§ Task goal:
Gather each line in the entries that includes the string "content".

§ Extracted information:
******

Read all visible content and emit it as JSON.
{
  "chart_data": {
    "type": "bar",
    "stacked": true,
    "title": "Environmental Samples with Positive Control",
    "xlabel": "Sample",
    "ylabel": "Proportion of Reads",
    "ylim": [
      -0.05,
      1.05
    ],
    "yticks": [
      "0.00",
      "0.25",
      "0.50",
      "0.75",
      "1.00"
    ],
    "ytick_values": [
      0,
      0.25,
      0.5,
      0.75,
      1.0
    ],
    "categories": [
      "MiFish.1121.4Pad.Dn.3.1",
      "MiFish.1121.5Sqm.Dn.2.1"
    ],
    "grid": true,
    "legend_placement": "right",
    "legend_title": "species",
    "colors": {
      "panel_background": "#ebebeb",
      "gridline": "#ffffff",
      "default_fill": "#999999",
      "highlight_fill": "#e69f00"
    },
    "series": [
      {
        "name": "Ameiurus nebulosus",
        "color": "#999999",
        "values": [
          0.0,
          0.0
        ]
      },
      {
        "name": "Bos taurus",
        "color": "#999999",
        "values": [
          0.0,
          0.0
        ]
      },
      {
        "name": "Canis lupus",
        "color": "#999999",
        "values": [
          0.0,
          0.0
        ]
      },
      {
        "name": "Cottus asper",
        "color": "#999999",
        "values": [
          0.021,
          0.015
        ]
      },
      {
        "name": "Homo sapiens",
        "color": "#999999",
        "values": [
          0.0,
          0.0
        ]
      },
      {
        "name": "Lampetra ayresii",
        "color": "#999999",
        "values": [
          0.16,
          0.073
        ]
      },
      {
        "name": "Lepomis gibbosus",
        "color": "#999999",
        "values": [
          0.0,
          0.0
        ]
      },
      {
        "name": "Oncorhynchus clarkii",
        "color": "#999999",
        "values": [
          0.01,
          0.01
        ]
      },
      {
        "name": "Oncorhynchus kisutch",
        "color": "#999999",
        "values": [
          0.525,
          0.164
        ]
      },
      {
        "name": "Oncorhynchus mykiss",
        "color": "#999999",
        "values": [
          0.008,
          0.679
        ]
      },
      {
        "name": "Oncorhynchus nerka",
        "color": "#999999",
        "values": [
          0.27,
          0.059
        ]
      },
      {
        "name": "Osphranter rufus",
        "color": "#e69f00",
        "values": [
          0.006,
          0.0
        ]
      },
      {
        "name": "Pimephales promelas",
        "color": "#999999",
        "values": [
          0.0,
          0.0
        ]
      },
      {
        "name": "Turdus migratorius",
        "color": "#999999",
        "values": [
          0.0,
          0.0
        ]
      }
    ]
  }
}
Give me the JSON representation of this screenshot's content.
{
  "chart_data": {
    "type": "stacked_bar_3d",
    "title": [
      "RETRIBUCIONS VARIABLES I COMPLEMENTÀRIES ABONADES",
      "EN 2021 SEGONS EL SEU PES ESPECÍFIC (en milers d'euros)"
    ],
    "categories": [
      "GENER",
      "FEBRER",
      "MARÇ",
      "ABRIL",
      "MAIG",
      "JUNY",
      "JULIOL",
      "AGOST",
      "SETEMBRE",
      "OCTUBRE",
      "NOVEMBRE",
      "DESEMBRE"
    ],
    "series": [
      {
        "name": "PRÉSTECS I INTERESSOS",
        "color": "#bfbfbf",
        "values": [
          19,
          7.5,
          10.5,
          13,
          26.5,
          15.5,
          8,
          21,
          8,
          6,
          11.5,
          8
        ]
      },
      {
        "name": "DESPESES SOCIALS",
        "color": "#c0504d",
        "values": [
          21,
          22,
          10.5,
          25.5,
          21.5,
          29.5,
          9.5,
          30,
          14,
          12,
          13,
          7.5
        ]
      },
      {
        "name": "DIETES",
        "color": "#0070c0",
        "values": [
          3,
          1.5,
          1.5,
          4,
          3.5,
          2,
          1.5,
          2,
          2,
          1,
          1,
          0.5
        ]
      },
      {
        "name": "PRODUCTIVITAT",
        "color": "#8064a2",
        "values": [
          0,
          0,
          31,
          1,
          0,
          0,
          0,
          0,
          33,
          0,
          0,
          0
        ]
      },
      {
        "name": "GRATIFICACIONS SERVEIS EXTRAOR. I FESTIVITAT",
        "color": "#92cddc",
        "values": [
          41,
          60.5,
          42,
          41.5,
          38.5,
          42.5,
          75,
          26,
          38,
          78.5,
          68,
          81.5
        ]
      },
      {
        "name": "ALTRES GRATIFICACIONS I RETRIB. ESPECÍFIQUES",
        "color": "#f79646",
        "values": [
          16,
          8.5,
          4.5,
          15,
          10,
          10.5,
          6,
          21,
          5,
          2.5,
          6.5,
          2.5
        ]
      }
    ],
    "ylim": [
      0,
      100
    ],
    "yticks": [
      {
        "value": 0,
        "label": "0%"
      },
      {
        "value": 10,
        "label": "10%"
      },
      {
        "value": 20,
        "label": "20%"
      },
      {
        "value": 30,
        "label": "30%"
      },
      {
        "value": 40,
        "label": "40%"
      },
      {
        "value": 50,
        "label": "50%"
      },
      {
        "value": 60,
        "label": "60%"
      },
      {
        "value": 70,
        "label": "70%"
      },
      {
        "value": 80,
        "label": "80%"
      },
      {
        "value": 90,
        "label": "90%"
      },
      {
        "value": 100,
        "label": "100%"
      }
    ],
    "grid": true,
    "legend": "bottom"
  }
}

******

§ Exercise answer:
Read all visible content and emit it as JSON.
Give me the JSON representation of this screenshot's content.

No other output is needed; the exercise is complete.